### Records supplied

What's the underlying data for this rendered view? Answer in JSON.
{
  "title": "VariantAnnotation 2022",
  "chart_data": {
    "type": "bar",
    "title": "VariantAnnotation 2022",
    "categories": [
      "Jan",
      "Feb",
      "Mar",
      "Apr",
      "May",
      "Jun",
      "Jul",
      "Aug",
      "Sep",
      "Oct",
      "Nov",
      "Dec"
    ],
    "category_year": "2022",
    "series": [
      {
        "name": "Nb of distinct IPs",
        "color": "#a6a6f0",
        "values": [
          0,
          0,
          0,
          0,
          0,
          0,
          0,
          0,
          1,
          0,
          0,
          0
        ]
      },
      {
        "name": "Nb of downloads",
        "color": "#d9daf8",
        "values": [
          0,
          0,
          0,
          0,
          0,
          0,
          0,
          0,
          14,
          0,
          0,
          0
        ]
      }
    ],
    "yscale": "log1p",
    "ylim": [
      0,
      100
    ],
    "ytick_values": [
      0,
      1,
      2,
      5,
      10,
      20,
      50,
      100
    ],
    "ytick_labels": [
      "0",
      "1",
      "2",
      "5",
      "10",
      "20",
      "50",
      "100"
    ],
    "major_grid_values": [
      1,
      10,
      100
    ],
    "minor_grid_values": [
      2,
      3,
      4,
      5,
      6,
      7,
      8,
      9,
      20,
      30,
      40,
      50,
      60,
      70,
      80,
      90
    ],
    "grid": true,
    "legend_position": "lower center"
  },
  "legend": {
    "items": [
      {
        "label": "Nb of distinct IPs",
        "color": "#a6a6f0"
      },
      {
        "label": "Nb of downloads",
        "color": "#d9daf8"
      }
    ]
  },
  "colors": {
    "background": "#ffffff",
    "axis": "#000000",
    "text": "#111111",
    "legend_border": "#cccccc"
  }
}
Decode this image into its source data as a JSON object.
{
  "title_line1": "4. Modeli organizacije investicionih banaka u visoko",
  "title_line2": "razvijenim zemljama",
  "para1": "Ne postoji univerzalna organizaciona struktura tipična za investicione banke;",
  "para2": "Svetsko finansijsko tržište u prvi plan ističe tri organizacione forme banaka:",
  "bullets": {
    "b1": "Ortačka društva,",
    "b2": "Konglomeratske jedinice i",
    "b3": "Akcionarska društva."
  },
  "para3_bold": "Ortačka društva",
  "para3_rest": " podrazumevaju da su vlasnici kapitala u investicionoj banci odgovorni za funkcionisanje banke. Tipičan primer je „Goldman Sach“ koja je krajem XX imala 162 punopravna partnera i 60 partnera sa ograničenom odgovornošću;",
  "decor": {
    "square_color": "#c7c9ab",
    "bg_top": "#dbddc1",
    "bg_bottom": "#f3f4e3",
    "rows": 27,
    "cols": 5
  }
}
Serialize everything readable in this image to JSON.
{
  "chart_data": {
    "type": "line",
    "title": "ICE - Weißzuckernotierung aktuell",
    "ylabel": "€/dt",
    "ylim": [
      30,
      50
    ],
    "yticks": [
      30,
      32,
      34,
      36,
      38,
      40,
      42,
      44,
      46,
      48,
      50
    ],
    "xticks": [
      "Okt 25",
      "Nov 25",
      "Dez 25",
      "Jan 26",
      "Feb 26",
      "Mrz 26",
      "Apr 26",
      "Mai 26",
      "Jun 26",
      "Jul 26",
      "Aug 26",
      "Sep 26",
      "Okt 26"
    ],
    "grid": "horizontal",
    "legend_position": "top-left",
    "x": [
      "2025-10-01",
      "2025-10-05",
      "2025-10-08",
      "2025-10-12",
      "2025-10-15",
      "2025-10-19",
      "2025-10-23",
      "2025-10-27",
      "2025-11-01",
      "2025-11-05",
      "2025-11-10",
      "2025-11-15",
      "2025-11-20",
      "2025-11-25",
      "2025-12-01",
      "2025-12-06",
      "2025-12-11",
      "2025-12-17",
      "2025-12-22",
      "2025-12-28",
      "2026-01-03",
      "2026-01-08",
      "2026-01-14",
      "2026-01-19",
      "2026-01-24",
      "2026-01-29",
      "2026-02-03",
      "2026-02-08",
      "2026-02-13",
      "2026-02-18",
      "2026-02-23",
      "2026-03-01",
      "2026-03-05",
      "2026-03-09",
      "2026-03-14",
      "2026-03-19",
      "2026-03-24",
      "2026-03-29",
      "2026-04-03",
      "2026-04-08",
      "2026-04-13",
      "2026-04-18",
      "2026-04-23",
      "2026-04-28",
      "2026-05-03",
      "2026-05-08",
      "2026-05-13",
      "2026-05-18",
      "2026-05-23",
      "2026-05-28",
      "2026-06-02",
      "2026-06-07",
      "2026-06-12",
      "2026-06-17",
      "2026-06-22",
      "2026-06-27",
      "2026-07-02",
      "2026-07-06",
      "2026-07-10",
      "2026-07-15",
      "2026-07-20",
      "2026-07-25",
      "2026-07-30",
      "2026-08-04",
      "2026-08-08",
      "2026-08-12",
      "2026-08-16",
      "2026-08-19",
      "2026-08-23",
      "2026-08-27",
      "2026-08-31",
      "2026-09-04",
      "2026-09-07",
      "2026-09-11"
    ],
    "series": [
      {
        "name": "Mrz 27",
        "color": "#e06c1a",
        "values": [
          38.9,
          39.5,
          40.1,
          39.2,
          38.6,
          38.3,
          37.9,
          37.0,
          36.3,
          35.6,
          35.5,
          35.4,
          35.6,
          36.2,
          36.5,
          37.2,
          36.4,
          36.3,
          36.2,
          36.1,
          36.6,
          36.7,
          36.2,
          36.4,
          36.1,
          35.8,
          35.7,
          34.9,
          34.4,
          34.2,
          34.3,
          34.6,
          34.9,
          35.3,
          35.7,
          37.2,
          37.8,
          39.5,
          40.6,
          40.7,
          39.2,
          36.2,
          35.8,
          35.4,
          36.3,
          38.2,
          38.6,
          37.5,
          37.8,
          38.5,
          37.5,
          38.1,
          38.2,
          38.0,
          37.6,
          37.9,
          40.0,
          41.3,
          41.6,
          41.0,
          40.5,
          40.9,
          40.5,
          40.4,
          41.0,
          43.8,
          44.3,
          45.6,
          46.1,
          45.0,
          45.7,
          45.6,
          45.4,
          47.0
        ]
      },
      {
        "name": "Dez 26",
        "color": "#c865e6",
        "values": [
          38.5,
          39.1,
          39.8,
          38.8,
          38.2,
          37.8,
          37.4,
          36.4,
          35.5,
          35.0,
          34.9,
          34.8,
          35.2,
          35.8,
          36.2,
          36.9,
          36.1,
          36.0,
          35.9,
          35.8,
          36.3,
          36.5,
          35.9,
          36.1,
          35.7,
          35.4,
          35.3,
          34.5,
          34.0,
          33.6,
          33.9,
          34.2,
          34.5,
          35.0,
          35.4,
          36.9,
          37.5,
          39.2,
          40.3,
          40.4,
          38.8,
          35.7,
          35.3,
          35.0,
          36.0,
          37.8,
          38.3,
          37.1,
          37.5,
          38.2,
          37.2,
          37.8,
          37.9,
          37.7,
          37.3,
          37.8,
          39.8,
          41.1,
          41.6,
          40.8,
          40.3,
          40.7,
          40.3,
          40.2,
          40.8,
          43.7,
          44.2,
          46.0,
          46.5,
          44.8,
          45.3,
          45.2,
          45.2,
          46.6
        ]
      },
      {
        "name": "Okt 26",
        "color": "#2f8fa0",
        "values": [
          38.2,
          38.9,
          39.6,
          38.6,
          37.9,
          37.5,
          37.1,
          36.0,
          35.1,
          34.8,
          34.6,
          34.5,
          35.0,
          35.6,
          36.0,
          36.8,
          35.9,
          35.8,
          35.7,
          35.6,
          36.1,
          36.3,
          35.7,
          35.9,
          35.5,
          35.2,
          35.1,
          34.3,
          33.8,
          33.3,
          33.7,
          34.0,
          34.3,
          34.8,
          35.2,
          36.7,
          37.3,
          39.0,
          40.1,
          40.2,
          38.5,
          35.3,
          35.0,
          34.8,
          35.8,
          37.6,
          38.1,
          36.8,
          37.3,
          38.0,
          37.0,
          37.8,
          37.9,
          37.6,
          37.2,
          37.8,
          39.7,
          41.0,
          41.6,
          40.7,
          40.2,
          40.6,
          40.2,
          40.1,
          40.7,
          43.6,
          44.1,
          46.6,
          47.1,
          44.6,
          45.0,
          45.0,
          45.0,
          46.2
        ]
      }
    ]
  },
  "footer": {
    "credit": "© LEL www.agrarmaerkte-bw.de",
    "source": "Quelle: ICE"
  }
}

######

_Task to complete_.
From the data, pick out every line that includes "name".

_Task answer_.
        "name": "Nb of distinct IPs",
        "name": "Nb of downloads",
        "name": "Mrz 27",
        "name": "Dez 26",
        "name": "Okt 26",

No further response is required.